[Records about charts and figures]
------------------------------------------------------------

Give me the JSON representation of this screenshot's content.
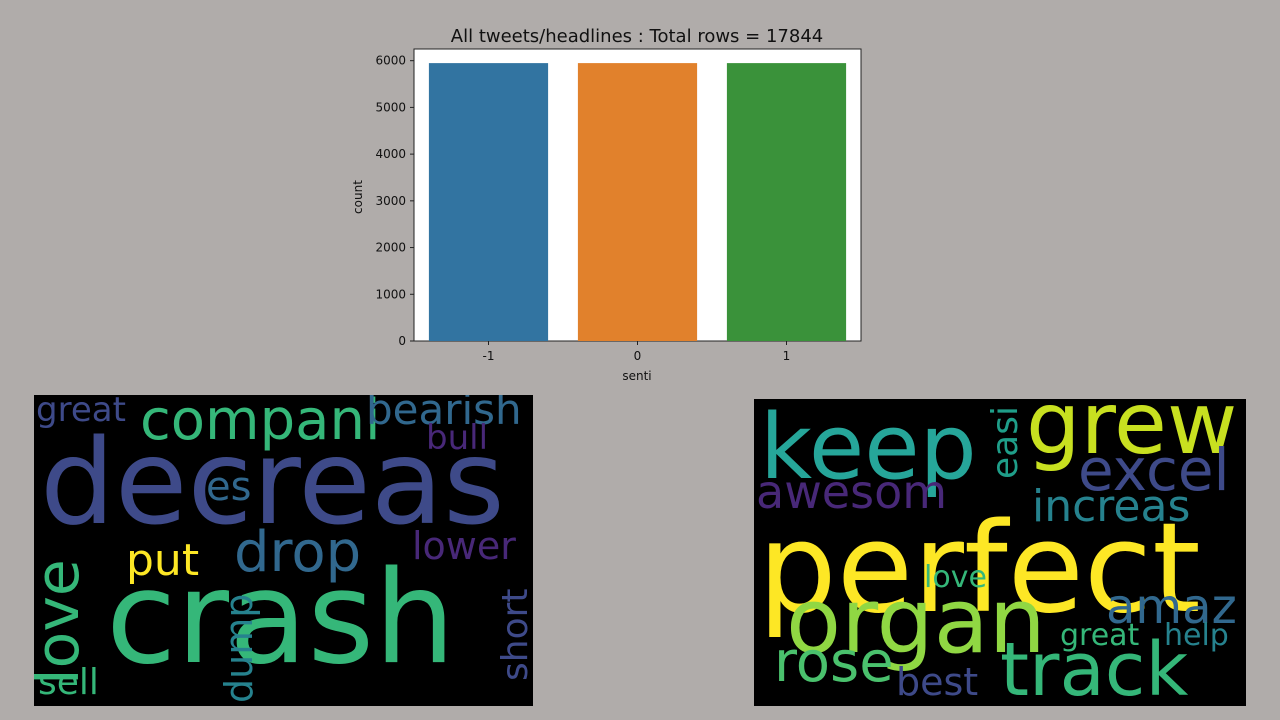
{
  "chart_data": {
    "type": "bar",
    "title": "All tweets/headlines : Total rows = 17844",
    "xlabel": "senti",
    "ylabel": "count",
    "categories": [
      "-1",
      "0",
      "1"
    ],
    "values": [
      5948,
      5948,
      5948
    ],
    "colors": [
      "#3274a1",
      "#e1812c",
      "#3a923a"
    ],
    "ylim": [
      0,
      6250
    ],
    "yticks": [
      0,
      1000,
      2000,
      3000,
      4000,
      5000,
      6000
    ],
    "grid": false
  },
  "wordclouds": {
    "negative": [
      {
        "text": "great",
        "color": "#3e4a89"
      },
      {
        "text": "compani",
        "color": "#35b779"
      },
      {
        "text": "bearish",
        "color": "#31688e"
      },
      {
        "text": "bull",
        "color": "#482878"
      },
      {
        "text": "decreas",
        "color": "#3e4a89"
      },
      {
        "text": "es",
        "color": "#31688e"
      },
      {
        "text": "drop",
        "color": "#31688e"
      },
      {
        "text": "lower",
        "color": "#482878"
      },
      {
        "text": "put",
        "color": "#fde725"
      },
      {
        "text": "love",
        "color": "#35b779"
      },
      {
        "text": "crash",
        "color": "#35b779"
      },
      {
        "text": "short",
        "color": "#3e4a89"
      },
      {
        "text": "dump",
        "color": "#26828e"
      },
      {
        "text": "sell",
        "color": "#35b779"
      }
    ],
    "positive": [
      {
        "text": "keep",
        "color": "#26a69a"
      },
      {
        "text": "grew",
        "color": "#c8e020"
      },
      {
        "text": "easi",
        "color": "#1f9e89"
      },
      {
        "text": "excel",
        "color": "#3e4a89"
      },
      {
        "text": "awesom",
        "color": "#482878"
      },
      {
        "text": "increas",
        "color": "#26828e"
      },
      {
        "text": "perfect",
        "color": "#fde725"
      },
      {
        "text": "love",
        "color": "#35b779"
      },
      {
        "text": "organ",
        "color": "#90d743"
      },
      {
        "text": "amaz",
        "color": "#31688e"
      },
      {
        "text": "great",
        "color": "#35b779"
      },
      {
        "text": "help",
        "color": "#26828e"
      },
      {
        "text": "rose",
        "color": "#4ac16d"
      },
      {
        "text": "track",
        "color": "#35b779"
      },
      {
        "text": "best",
        "color": "#3e4a89"
      }
    ]
  }
}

------------------------------------------------------------

OBJECTIVE
Write the entries above out again exactly, but not the pictures.

PROBLEM SOLUTION
Give me the JSON representation of this screenshot's content.
{
  "chart_data": {
    "type": "bar",
    "title": "All tweets/headlines : Total rows = 17844",
    "xlabel": "senti",
    "ylabel": "count",
    "categories": [
      "-1",
      "0",
      "1"
    ],
    "values": [
      5948,
      5948,
      5948
    ],
    "colors": [
      "#3274a1",
      "#e1812c",
      "#3a923a"
    ],
    "ylim": [
      0,
      6250
    ],
    "yticks": [
      0,
      1000,
      2000,
      3000,
      4000,
      5000,
      6000
    ],
    "grid": false
  },
  "wordclouds": {
    "negative": [
      {
        "text": "great",
        "color": "#3e4a89"
      },
      {
        "text": "compani",
        "color": "#35b779"
      },
      {
        "text": "bearish",
        "color": "#31688e"
      },
      {
        "text": "bull",
        "color": "#482878"
      },
      {
        "text": "decreas",
        "color": "#3e4a89"
      },
      {
        "text": "es",
        "color": "#31688e"
      },
      {
        "text": "drop",
        "color": "#31688e"
      },
      {
        "text": "lower",
        "color": "#482878"
      },
      {
        "text": "put",
        "color": "#fde725"
      },
      {
        "text": "love",
        "color": "#35b779"
      },
      {
        "text": "crash",
        "color": "#35b779"
      },
      {
        "text": "short",
        "color": "#3e4a89"
      },
      {
        "text": "dump",
        "color": "#26828e"
      },
      {
        "text": "sell",
        "color": "#35b779"
      }
    ],
    "positive": [
      {
        "text": "keep",
        "color": "#26a69a"
      },
      {
        "text": "grew",
        "color": "#c8e020"
      },
      {
        "text": "easi",
        "color": "#1f9e89"
      },
      {
        "text": "excel",
        "color": "#3e4a89"
      },
      {
        "text": "awesom",
        "color": "#482878"
      },
      {
        "text": "increas",
        "color": "#26828e"
      },
      {
        "text": "perfect",
        "color": "#fde725"
      },
      {
        "text": "love",
        "color": "#35b779"
      },
      {
        "text": "organ",
        "color": "#90d743"
      },
      {
        "text": "amaz",
        "color": "#31688e"
      },
      {
        "text": "great",
        "color": "#35b779"
      },
      {
        "text": "help",
        "color": "#26828e"
      },
      {
        "text": "rose",
        "color": "#4ac16d"
      },
      {
        "text": "track",
        "color": "#35b779"
      },
      {
        "text": "best",
        "color": "#3e4a89"
      }
    ]
  }
}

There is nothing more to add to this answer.